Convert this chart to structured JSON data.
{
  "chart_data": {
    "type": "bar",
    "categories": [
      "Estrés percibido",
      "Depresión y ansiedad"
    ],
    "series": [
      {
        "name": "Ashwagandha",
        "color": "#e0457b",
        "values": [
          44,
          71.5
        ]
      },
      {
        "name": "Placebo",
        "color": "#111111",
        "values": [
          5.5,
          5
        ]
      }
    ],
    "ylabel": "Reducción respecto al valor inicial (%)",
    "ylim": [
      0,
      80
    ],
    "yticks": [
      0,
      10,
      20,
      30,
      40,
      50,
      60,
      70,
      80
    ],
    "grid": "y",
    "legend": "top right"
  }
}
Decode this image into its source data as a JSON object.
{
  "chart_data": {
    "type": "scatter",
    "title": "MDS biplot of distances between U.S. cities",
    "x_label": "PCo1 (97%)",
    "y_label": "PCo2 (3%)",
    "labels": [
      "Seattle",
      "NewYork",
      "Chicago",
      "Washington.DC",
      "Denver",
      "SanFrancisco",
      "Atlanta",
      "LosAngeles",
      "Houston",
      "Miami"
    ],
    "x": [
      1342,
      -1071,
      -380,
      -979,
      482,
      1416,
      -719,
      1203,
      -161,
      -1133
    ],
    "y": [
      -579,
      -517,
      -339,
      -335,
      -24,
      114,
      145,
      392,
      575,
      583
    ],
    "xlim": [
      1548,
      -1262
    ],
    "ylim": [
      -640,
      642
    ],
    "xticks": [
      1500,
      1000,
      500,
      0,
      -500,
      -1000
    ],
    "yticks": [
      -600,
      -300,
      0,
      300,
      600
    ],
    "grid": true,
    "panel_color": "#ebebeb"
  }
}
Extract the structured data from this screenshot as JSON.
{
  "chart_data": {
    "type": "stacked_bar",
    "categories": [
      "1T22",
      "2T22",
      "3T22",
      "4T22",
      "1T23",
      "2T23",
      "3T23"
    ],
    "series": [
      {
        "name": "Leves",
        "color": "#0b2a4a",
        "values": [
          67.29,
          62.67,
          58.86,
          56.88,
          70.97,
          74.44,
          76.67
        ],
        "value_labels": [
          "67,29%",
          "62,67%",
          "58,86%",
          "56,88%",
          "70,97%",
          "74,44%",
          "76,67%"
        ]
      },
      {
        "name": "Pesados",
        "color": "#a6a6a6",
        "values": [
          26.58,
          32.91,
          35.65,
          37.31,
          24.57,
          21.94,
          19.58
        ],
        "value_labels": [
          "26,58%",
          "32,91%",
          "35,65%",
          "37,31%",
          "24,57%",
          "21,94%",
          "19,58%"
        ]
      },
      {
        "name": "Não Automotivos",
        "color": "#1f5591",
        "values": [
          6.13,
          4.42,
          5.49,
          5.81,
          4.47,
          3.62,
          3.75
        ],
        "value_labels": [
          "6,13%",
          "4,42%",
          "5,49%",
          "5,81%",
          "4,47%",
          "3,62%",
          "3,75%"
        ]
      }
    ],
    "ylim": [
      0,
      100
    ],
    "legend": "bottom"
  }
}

****************************************

Lines containing the word "type" must all be returned from the material above.

■ **Written answer**
    "type": "bar",
    "type": "scatter",
    "type": "stacked_bar",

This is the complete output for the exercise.